Excerpts from a figure dataset
--- BEGIN ---

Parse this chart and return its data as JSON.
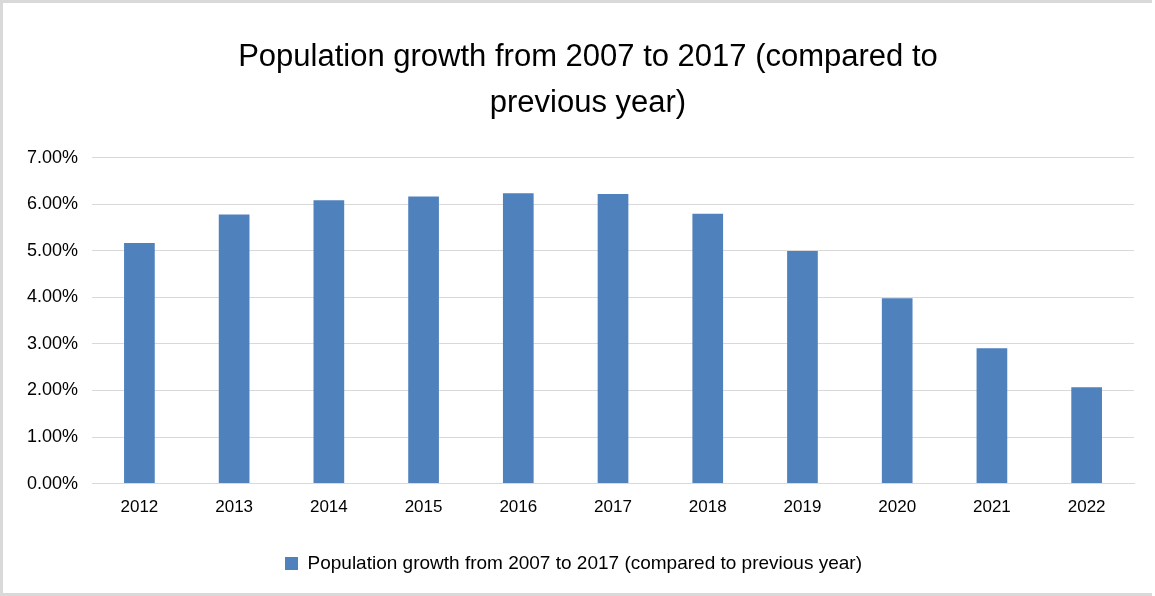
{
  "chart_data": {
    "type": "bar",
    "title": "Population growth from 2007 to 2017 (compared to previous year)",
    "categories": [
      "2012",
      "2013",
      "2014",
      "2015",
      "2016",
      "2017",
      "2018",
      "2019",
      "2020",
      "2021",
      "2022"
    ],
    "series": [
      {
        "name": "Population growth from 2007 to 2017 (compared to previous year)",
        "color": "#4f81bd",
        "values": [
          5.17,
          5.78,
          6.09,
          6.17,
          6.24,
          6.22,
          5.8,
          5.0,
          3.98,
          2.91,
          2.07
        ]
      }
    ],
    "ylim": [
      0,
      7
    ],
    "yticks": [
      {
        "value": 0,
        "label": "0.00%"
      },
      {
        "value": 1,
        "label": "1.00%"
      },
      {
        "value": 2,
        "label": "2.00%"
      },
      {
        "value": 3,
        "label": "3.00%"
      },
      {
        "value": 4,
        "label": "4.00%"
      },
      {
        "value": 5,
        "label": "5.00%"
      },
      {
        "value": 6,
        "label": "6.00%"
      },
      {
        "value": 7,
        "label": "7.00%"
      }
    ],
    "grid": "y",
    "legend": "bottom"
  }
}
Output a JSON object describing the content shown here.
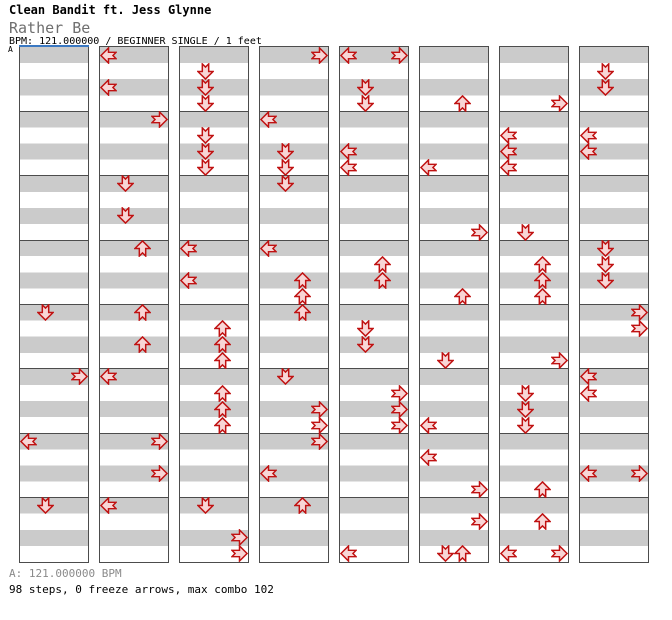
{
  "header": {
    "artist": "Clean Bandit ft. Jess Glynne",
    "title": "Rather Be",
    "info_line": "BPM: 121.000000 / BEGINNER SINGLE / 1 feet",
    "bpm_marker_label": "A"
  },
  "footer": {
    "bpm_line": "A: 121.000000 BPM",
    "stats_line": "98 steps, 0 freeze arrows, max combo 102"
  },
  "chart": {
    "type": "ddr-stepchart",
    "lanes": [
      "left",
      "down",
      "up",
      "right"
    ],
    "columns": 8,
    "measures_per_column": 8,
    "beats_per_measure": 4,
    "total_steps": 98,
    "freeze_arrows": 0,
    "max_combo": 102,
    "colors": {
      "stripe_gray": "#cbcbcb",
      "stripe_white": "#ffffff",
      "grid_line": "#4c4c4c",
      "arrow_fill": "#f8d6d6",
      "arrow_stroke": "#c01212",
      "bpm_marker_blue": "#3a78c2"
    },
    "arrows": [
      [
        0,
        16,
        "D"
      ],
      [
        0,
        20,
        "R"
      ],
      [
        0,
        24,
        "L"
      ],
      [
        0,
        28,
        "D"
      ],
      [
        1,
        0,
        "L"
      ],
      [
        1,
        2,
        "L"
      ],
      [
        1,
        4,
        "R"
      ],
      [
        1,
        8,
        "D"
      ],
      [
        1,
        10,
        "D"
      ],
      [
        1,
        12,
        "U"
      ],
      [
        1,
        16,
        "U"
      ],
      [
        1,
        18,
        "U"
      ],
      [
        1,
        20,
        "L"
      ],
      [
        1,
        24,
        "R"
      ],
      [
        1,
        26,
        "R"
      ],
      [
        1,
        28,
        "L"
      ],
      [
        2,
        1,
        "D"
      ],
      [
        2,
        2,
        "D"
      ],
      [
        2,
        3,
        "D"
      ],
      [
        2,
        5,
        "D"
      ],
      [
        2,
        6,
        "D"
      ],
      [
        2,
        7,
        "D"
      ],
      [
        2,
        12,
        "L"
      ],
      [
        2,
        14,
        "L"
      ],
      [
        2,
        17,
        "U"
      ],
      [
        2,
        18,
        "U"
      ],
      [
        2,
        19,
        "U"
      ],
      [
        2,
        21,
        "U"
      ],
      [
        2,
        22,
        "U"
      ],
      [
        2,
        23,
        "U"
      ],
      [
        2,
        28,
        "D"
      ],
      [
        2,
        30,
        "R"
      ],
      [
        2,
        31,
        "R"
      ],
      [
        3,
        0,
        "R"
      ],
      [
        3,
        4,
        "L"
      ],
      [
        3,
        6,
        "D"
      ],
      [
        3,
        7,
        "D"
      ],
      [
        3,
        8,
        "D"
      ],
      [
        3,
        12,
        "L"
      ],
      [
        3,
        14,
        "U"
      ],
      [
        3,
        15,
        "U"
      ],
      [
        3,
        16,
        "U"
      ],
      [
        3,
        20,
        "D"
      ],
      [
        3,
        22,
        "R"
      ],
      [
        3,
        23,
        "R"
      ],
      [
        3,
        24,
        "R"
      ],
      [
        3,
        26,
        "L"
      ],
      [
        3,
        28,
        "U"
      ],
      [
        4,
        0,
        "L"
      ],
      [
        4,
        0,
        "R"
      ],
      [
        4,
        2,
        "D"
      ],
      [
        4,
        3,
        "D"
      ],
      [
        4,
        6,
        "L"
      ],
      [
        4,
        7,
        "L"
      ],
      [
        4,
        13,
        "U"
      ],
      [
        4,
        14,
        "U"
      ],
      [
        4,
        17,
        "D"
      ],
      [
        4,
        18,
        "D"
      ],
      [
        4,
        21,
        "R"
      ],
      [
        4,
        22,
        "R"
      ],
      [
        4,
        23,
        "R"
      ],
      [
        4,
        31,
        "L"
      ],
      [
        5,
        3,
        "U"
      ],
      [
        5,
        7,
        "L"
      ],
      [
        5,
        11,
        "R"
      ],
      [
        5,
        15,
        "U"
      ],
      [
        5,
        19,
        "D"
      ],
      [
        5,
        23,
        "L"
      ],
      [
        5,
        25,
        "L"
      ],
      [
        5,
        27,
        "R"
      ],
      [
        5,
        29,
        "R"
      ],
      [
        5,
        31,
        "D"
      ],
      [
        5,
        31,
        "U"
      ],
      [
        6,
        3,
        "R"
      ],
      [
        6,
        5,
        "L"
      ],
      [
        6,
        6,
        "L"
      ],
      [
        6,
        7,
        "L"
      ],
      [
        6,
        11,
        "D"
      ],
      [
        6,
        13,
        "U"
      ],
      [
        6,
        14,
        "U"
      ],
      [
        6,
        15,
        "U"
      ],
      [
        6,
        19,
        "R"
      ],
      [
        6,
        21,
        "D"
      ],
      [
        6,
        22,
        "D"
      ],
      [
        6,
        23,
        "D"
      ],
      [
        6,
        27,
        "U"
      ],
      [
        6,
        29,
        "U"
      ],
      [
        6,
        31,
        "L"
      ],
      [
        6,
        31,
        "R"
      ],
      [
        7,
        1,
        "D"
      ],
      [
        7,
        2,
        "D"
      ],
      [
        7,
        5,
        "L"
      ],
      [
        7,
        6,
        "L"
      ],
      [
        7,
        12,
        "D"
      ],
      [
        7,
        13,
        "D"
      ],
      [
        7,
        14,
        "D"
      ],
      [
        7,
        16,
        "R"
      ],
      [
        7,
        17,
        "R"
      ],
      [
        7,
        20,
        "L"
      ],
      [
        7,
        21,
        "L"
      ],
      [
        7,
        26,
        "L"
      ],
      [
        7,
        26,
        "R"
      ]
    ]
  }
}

--- END ---

**WHAT YOU ARE ASKED TO DO:**
Restate the records above in full, word for word. Keep pictures out.

**EXERCISE ANSWER:**
Parse this chart and return its data as JSON.
{
  "chart_data": {
    "type": "bar",
    "title": "Population growth from 2007 to 2017 (compared to previous year)",
    "categories": [
      "2012",
      "2013",
      "2014",
      "2015",
      "2016",
      "2017",
      "2018",
      "2019",
      "2020",
      "2021",
      "2022"
    ],
    "series": [
      {
        "name": "Population growth from 2007 to 2017 (compared to previous year)",
        "color": "#4f81bd",
        "values": [
          5.17,
          5.78,
          6.09,
          6.17,
          6.24,
          6.22,
          5.8,
          5.0,
          3.98,
          2.91,
          2.07
        ]
      }
    ],
    "ylim": [
      0,
      7
    ],
    "yticks": [
      {
        "value": 0,
        "label": "0.00%"
      },
      {
        "value": 1,
        "label": "1.00%"
      },
      {
        "value": 2,
        "label": "2.00%"
      },
      {
        "value": 3,
        "label": "3.00%"
      },
      {
        "value": 4,
        "label": "4.00%"
      },
      {
        "value": 5,
        "label": "5.00%"
      },
      {
        "value": 6,
        "label": "6.00%"
      },
      {
        "value": 7,
        "label": "7.00%"
      }
    ],
    "grid": "y",
    "legend": "bottom"
  }
}
Output a JSON object describing the content shown here.
{
  "header": {
    "artist": "Clean Bandit ft. Jess Glynne",
    "title": "Rather Be",
    "info_line": "BPM: 121.000000 / BEGINNER SINGLE / 1 feet",
    "bpm_marker_label": "A"
  },
  "footer": {
    "bpm_line": "A: 121.000000 BPM",
    "stats_line": "98 steps, 0 freeze arrows, max combo 102"
  },
  "chart": {
    "type": "ddr-stepchart",
    "lanes": [
      "left",
      "down",
      "up",
      "right"
    ],
    "columns": 8,
    "measures_per_column": 8,
    "beats_per_measure": 4,
    "total_steps": 98,
    "freeze_arrows": 0,
    "max_combo": 102,
    "colors": {
      "stripe_gray": "#cbcbcb",
      "stripe_white": "#ffffff",
      "grid_line": "#4c4c4c",
      "arrow_fill": "#f8d6d6",
      "arrow_stroke": "#c01212",
      "bpm_marker_blue": "#3a78c2"
    },
    "arrows": [
      [
        0,
        16,
        "D"
      ],
      [
        0,
        20,
        "R"
      ],
      [
        0,
        24,
        "L"
      ],
      [
        0,
        28,
        "D"
      ],
      [
        1,
        0,
        "L"
      ],
      [
        1,
        2,
        "L"
      ],
      [
        1,
        4,
        "R"
      ],
      [
        1,
        8,
        "D"
      ],
      [
        1,
        10,
        "D"
      ],
      [
        1,
        12,
        "U"
      ],
      [
        1,
        16,
        "U"
      ],
      [
        1,
        18,
        "U"
      ],
      [
        1,
        20,
        "L"
      ],
      [
        1,
        24,
        "R"
      ],
      [
        1,
        26,
        "R"
      ],
      [
        1,
        28,
        "L"
      ],
      [
        2,
        1,
        "D"
      ],
      [
        2,
        2,
        "D"
      ],
      [
        2,
        3,
        "D"
      ],
      [
        2,
        5,
        "D"
      ],
      [
        2,
        6,
        "D"
      ],
      [
        2,
        7,
        "D"
      ],
      [
        2,
        12,
        "L"
      ],
      [
        2,
        14,
        "L"
      ],
      [
        2,
        17,
        "U"
      ],
      [
        2,
        18,
        "U"
      ],
      [
        2,
        19,
        "U"
      ],
      [
        2,
        21,
        "U"
      ],
      [
        2,
        22,
        "U"
      ],
      [
        2,
        23,
        "U"
      ],
      [
        2,
        28,
        "D"
      ],
      [
        2,
        30,
        "R"
      ],
      [
        2,
        31,
        "R"
      ],
      [
        3,
        0,
        "R"
      ],
      [
        3,
        4,
        "L"
      ],
      [
        3,
        6,
        "D"
      ],
      [
        3,
        7,
        "D"
      ],
      [
        3,
        8,
        "D"
      ],
      [
        3,
        12,
        "L"
      ],
      [
        3,
        14,
        "U"
      ],
      [
        3,
        15,
        "U"
      ],
      [
        3,
        16,
        "U"
      ],
      [
        3,
        20,
        "D"
      ],
      [
        3,
        22,
        "R"
      ],
      [
        3,
        23,
        "R"
      ],
      [
        3,
        24,
        "R"
      ],
      [
        3,
        26,
        "L"
      ],
      [
        3,
        28,
        "U"
      ],
      [
        4,
        0,
        "L"
      ],
      [
        4,
        0,
        "R"
      ],
      [
        4,
        2,
        "D"
      ],
      [
        4,
        3,
        "D"
      ],
      [
        4,
        6,
        "L"
      ],
      [
        4,
        7,
        "L"
      ],
      [
        4,
        13,
        "U"
      ],
      [
        4,
        14,
        "U"
      ],
      [
        4,
        17,
        "D"
      ],
      [
        4,
        18,
        "D"
      ],
      [
        4,
        21,
        "R"
      ],
      [
        4,
        22,
        "R"
      ],
      [
        4,
        23,
        "R"
      ],
      [
        4,
        31,
        "L"
      ],
      [
        5,
        3,
        "U"
      ],
      [
        5,
        7,
        "L"
      ],
      [
        5,
        11,
        "R"
      ],
      [
        5,
        15,
        "U"
      ],
      [
        5,
        19,
        "D"
      ],
      [
        5,
        23,
        "L"
      ],
      [
        5,
        25,
        "L"
      ],
      [
        5,
        27,
        "R"
      ],
      [
        5,
        29,
        "R"
      ],
      [
        5,
        31,
        "D"
      ],
      [
        5,
        31,
        "U"
      ],
      [
        6,
        3,
        "R"
      ],
      [
        6,
        5,
        "L"
      ],
      [
        6,
        6,
        "L"
      ],
      [
        6,
        7,
        "L"
      ],
      [
        6,
        11,
        "D"
      ],
      [
        6,
        13,
        "U"
      ],
      [
        6,
        14,
        "U"
      ],
      [
        6,
        15,
        "U"
      ],
      [
        6,
        19,
        "R"
      ],
      [
        6,
        21,
        "D"
      ],
      [
        6,
        22,
        "D"
      ],
      [
        6,
        23,
        "D"
      ],
      [
        6,
        27,
        "U"
      ],
      [
        6,
        29,
        "U"
      ],
      [
        6,
        31,
        "L"
      ],
      [
        6,
        31,
        "R"
      ],
      [
        7,
        1,
        "D"
      ],
      [
        7,
        2,
        "D"
      ],
      [
        7,
        5,
        "L"
      ],
      [
        7,
        6,
        "L"
      ],
      [
        7,
        12,
        "D"
      ],
      [
        7,
        13,
        "D"
      ],
      [
        7,
        14,
        "D"
      ],
      [
        7,
        16,
        "R"
      ],
      [
        7,
        17,
        "R"
      ],
      [
        7,
        20,
        "L"
      ],
      [
        7,
        21,
        "L"
      ],
      [
        7,
        26,
        "L"
      ],
      [
        7,
        26,
        "R"
      ]
    ]
  }
}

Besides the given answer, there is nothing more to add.